(Aim):
Pick out each line in these entries that contains the string "virtual".

======== Data shown ========

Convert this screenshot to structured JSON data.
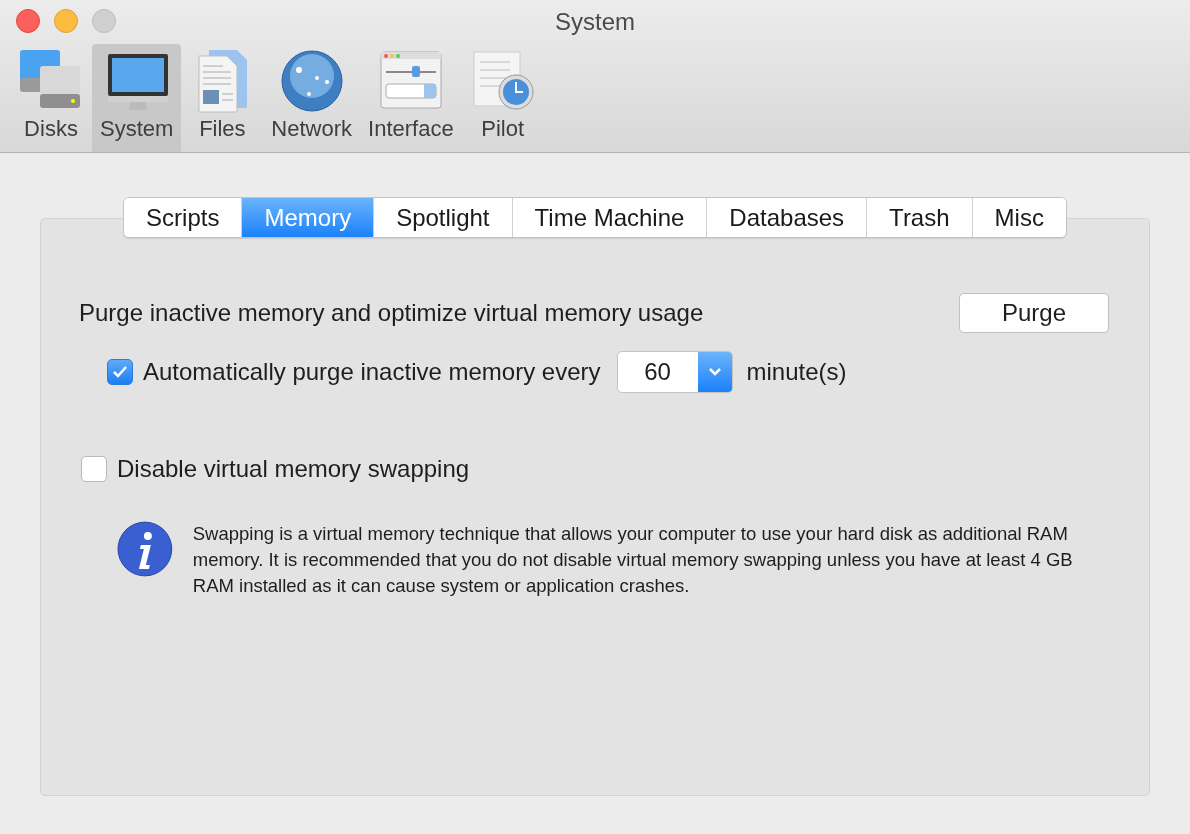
{
  "window": {
    "title": "System"
  },
  "toolbar": [
    {
      "label": "Disks",
      "kind": "disks",
      "selected": false
    },
    {
      "label": "System",
      "kind": "monitor",
      "selected": true
    },
    {
      "label": "Files",
      "kind": "files",
      "selected": false
    },
    {
      "label": "Network",
      "kind": "globe",
      "selected": false
    },
    {
      "label": "Interface",
      "kind": "interface",
      "selected": false
    },
    {
      "label": "Pilot",
      "kind": "pilot",
      "selected": false
    }
  ],
  "tabs": [
    {
      "label": "Scripts",
      "selected": false
    },
    {
      "label": "Memory",
      "selected": true
    },
    {
      "label": "Spotlight",
      "selected": false
    },
    {
      "label": "Time Machine",
      "selected": false
    },
    {
      "label": "Databases",
      "selected": false
    },
    {
      "label": "Trash",
      "selected": false
    },
    {
      "label": "Misc",
      "selected": false
    }
  ],
  "purge": {
    "label": "Purge inactive memory and optimize virtual memory usage",
    "button": "Purge"
  },
  "auto_purge": {
    "label": "Automatically purge inactive memory every",
    "checked": true,
    "value": "60",
    "unit": "minute(s)"
  },
  "disable_swap": {
    "label": "Disable virtual memory swapping",
    "checked": false
  },
  "info": "Swapping is a virtual memory technique that allows your computer to use your hard disk as additional RAM memory. It is recommended that you do not disable virtual memory swapping unless you have at least 4 GB RAM installed as it can cause system or application crashes."
}
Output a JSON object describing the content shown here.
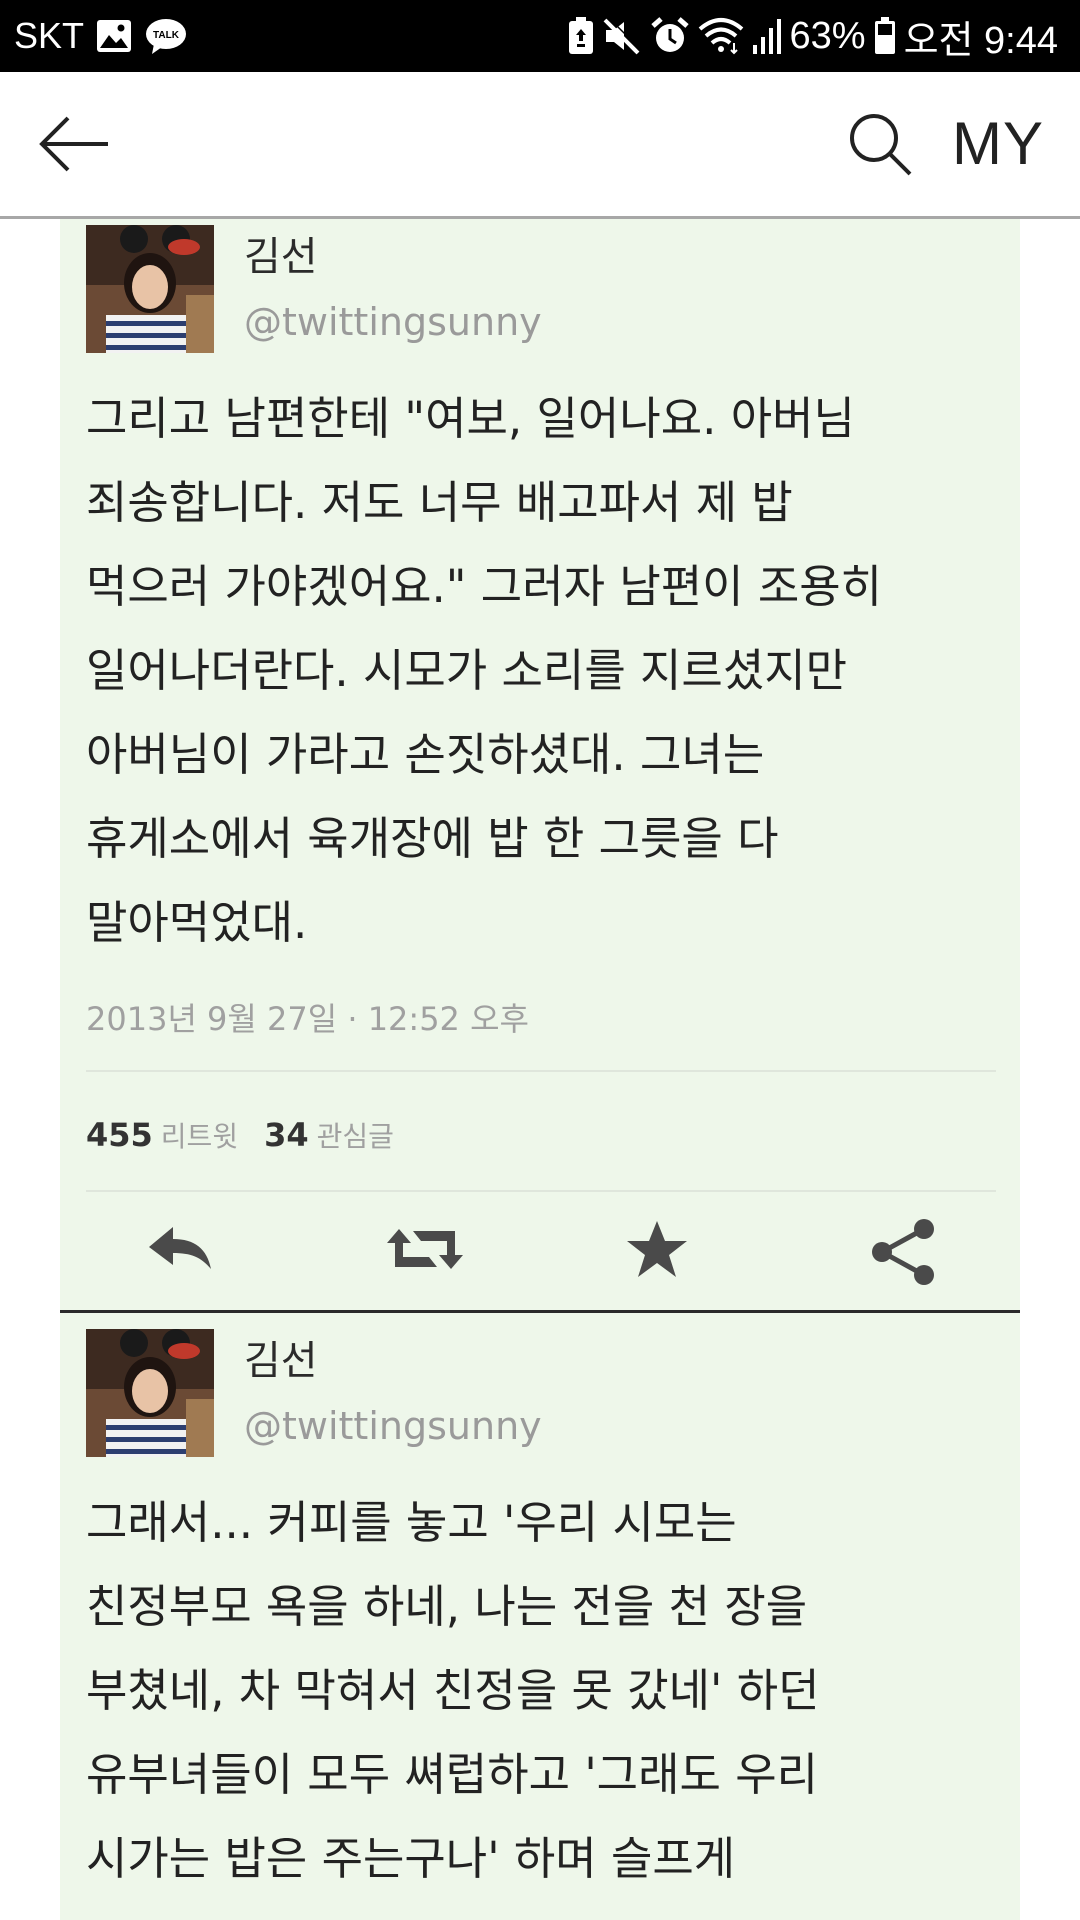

========

(Answer to the exercise):
    "label": "Purge inactive memory and optimize virtual memory usage",
    "label": "Disable virtual memory swapping",
  "info": "Swapping is a virtual memory technique that allows your computer to use your hard disk as additional RAM memory. It is recommended that you do not disable virtual memory swapping unless you have at least 4 GB RAM installed as it can cause system or application crashes."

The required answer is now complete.